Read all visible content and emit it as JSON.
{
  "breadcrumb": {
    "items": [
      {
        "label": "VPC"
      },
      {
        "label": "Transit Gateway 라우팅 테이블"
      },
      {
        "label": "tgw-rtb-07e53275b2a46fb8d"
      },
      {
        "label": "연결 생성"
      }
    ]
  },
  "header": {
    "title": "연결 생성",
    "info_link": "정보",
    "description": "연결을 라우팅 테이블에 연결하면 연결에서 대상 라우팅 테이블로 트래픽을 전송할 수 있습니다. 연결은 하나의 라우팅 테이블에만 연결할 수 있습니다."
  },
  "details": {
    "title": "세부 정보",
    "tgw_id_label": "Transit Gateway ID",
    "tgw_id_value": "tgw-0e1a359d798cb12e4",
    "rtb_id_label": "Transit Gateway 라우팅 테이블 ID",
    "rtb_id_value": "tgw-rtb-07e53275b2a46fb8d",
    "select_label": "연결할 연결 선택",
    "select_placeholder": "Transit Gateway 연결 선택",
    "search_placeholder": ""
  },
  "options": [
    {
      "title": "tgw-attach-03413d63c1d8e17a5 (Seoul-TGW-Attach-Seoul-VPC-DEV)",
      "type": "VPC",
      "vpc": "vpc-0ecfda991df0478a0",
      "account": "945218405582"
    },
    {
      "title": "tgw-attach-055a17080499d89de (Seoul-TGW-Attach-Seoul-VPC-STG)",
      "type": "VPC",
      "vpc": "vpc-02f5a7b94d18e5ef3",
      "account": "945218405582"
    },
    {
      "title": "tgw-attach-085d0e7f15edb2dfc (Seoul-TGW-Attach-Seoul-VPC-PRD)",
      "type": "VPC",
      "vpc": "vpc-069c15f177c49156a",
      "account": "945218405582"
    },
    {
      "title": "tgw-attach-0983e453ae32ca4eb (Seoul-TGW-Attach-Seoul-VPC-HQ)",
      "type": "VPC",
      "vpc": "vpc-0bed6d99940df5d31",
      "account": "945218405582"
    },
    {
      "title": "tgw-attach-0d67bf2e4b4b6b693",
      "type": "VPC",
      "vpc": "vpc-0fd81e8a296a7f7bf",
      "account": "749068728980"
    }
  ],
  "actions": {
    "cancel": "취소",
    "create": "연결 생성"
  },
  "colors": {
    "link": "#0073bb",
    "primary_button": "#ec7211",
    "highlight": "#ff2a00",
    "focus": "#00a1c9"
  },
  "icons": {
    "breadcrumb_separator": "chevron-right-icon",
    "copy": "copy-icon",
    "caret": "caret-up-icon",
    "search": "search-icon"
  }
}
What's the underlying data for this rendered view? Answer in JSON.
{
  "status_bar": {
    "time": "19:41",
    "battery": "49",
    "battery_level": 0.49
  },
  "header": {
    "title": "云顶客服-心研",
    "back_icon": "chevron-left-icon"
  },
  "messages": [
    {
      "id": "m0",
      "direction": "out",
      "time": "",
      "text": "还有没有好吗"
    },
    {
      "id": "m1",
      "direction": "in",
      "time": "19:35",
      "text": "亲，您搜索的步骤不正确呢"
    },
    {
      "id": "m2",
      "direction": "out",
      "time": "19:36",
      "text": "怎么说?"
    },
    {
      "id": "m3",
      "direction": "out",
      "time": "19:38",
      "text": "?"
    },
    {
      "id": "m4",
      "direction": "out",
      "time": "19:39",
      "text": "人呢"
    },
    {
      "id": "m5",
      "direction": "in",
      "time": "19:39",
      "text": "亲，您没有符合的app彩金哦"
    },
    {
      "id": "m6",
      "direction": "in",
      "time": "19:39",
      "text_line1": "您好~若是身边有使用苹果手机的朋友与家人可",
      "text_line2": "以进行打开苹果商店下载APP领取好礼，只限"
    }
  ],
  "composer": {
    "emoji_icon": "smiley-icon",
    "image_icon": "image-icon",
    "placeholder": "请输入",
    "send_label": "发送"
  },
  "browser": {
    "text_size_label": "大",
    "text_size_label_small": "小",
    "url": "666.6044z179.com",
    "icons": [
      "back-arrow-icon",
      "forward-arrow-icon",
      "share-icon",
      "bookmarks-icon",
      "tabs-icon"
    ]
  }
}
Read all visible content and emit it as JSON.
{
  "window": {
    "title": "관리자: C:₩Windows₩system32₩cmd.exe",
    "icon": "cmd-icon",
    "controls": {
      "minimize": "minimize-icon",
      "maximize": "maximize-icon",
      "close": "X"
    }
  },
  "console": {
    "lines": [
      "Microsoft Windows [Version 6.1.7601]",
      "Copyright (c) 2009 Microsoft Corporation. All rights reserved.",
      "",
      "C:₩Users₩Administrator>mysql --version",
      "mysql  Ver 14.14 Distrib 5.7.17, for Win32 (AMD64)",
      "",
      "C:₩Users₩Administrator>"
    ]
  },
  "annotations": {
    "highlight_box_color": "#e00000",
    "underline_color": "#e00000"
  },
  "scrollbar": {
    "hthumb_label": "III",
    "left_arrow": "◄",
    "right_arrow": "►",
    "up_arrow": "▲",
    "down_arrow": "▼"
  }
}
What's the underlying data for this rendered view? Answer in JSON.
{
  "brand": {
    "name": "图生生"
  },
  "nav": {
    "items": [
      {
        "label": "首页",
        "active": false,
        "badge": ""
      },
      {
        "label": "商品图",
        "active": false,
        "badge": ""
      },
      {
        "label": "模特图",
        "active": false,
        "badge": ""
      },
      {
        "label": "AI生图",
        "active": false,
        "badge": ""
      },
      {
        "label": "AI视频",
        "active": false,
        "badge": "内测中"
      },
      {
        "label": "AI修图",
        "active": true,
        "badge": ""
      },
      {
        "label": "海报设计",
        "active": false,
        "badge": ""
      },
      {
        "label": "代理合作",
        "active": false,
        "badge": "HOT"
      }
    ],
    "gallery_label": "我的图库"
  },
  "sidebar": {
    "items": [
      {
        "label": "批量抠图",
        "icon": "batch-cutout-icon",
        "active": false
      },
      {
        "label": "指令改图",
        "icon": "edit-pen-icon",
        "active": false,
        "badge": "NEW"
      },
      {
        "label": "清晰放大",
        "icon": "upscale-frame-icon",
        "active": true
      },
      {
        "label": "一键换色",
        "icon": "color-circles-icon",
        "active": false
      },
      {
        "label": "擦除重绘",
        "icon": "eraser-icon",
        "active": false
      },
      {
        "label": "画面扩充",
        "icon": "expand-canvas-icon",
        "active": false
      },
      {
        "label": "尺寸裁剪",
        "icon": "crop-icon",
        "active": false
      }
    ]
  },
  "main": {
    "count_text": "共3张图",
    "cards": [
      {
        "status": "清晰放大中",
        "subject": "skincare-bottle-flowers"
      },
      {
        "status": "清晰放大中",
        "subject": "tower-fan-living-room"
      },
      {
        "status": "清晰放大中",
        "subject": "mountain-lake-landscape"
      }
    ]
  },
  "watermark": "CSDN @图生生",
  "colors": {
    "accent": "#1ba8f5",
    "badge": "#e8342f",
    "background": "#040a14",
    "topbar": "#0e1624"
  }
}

→ Requirements: Return every line of the material exactly.

→ Written solution:
Read all visible content and emit it as JSON.
{
  "breadcrumb": {
    "items": [
      {
        "label": "VPC"
      },
      {
        "label": "Transit Gateway 라우팅 테이블"
      },
      {
        "label": "tgw-rtb-07e53275b2a46fb8d"
      },
      {
        "label": "연결 생성"
      }
    ]
  },
  "header": {
    "title": "연결 생성",
    "info_link": "정보",
    "description": "연결을 라우팅 테이블에 연결하면 연결에서 대상 라우팅 테이블로 트래픽을 전송할 수 있습니다. 연결은 하나의 라우팅 테이블에만 연결할 수 있습니다."
  },
  "details": {
    "title": "세부 정보",
    "tgw_id_label": "Transit Gateway ID",
    "tgw_id_value": "tgw-0e1a359d798cb12e4",
    "rtb_id_label": "Transit Gateway 라우팅 테이블 ID",
    "rtb_id_value": "tgw-rtb-07e53275b2a46fb8d",
    "select_label": "연결할 연결 선택",
    "select_placeholder": "Transit Gateway 연결 선택",
    "search_placeholder": ""
  },
  "options": [
    {
      "title": "tgw-attach-03413d63c1d8e17a5 (Seoul-TGW-Attach-Seoul-VPC-DEV)",
      "type": "VPC",
      "vpc": "vpc-0ecfda991df0478a0",
      "account": "945218405582"
    },
    {
      "title": "tgw-attach-055a17080499d89de (Seoul-TGW-Attach-Seoul-VPC-STG)",
      "type": "VPC",
      "vpc": "vpc-02f5a7b94d18e5ef3",
      "account": "945218405582"
    },
    {
      "title": "tgw-attach-085d0e7f15edb2dfc (Seoul-TGW-Attach-Seoul-VPC-PRD)",
      "type": "VPC",
      "vpc": "vpc-069c15f177c49156a",
      "account": "945218405582"
    },
    {
      "title": "tgw-attach-0983e453ae32ca4eb (Seoul-TGW-Attach-Seoul-VPC-HQ)",
      "type": "VPC",
      "vpc": "vpc-0bed6d99940df5d31",
      "account": "945218405582"
    },
    {
      "title": "tgw-attach-0d67bf2e4b4b6b693",
      "type": "VPC",
      "vpc": "vpc-0fd81e8a296a7f7bf",
      "account": "749068728980"
    }
  ],
  "actions": {
    "cancel": "취소",
    "create": "연결 생성"
  },
  "colors": {
    "link": "#0073bb",
    "primary_button": "#ec7211",
    "highlight": "#ff2a00",
    "focus": "#00a1c9"
  },
  "icons": {
    "breadcrumb_separator": "chevron-right-icon",
    "copy": "copy-icon",
    "caret": "caret-up-icon",
    "search": "search-icon"
  }
}
What's the underlying data for this rendered view? Answer in JSON.
{
  "status_bar": {
    "time": "19:41",
    "battery": "49",
    "battery_level": 0.49
  },
  "header": {
    "title": "云顶客服-心研",
    "back_icon": "chevron-left-icon"
  },
  "messages": [
    {
      "id": "m0",
      "direction": "out",
      "time": "",
      "text": "还有没有好吗"
    },
    {
      "id": "m1",
      "direction": "in",
      "time": "19:35",
      "text": "亲，您搜索的步骤不正确呢"
    },
    {
      "id": "m2",
      "direction": "out",
      "time": "19:36",
      "text": "怎么说?"
    },
    {
      "id": "m3",
      "direction": "out",
      "time": "19:38",
      "text": "?"
    },
    {
      "id": "m4",
      "direction": "out",
      "time": "19:39",
      "text": "人呢"
    },
    {
      "id": "m5",
      "direction": "in",
      "time": "19:39",
      "text": "亲，您没有符合的app彩金哦"
    },
    {
      "id": "m6",
      "direction": "in",
      "time": "19:39",
      "text_line1": "您好~若是身边有使用苹果手机的朋友与家人可",
      "text_line2": "以进行打开苹果商店下载APP领取好礼，只限"
    }
  ],
  "composer": {
    "emoji_icon": "smiley-icon",
    "image_icon": "image-icon",
    "placeholder": "请输入",
    "send_label": "发送"
  },
  "browser": {
    "text_size_label": "大",
    "text_size_label_small": "小",
    "url": "666.6044z179.com",
    "icons": [
      "back-arrow-icon",
      "forward-arrow-icon",
      "share-icon",
      "bookmarks-icon",
      "tabs-icon"
    ]
  }
}
Read all visible content and emit it as JSON.
{
  "window": {
    "title": "관리자: C:₩Windows₩system32₩cmd.exe",
    "icon": "cmd-icon",
    "controls": {
      "minimize": "minimize-icon",
      "maximize": "maximize-icon",
      "close": "X"
    }
  },
  "console": {
    "lines": [
      "Microsoft Windows [Version 6.1.7601]",
      "Copyright (c) 2009 Microsoft Corporation. All rights reserved.",
      "",
      "C:₩Users₩Administrator>mysql --version",
      "mysql  Ver 14.14 Distrib 5.7.17, for Win32 (AMD64)",
      "",
      "C:₩Users₩Administrator>"
    ]
  },
  "annotations": {
    "highlight_box_color": "#e00000",
    "underline_color": "#e00000"
  },
  "scrollbar": {
    "hthumb_label": "III",
    "left_arrow": "◄",
    "right_arrow": "►",
    "up_arrow": "▲",
    "down_arrow": "▼"
  }
}
What's the underlying data for this rendered view? Answer in JSON.
{
  "brand": {
    "name": "图生生"
  },
  "nav": {
    "items": [
      {
        "label": "首页",
        "active": false,
        "badge": ""
      },
      {
        "label": "商品图",
        "active": false,
        "badge": ""
      },
      {
        "label": "模特图",
        "active": false,
        "badge": ""
      },
      {
        "label": "AI生图",
        "active": false,
        "badge": ""
      },
      {
        "label": "AI视频",
        "active": false,
        "badge": "内测中"
      },
      {
        "label": "AI修图",
        "active": true,
        "badge": ""
      },
      {
        "label": "海报设计",
        "active": false,
        "badge": ""
      },
      {
        "label": "代理合作",
        "active": false,
        "badge": "HOT"
      }
    ],
    "gallery_label": "我的图库"
  },
  "sidebar": {
    "items": [
      {
        "label": "批量抠图",
        "icon": "batch-cutout-icon",
        "active": false
      },
      {
        "label": "指令改图",
        "icon": "edit-pen-icon",
        "active": false,
        "badge": "NEW"
      },
      {
        "label": "清晰放大",
        "icon": "upscale-frame-icon",
        "active": true
      },
      {
        "label": "一键换色",
        "icon": "color-circles-icon",
        "active": false
      },
      {
        "label": "擦除重绘",
        "icon": "eraser-icon",
        "active": false
      },
      {
        "label": "画面扩充",
        "icon": "expand-canvas-icon",
        "active": false
      },
      {
        "label": "尺寸裁剪",
        "icon": "crop-icon",
        "active": false
      }
    ]
  },
  "main": {
    "count_text": "共3张图",
    "cards": [
      {
        "status": "清晰放大中",
        "subject": "skincare-bottle-flowers"
      },
      {
        "status": "清晰放大中",
        "subject": "tower-fan-living-room"
      },
      {
        "status": "清晰放大中",
        "subject": "mountain-lake-landscape"
      }
    ]
  },
  "watermark": "CSDN @图生生",
  "colors": {
    "accent": "#1ba8f5",
    "badge": "#e8342f",
    "background": "#040a14",
    "topbar": "#0e1624"
  }
}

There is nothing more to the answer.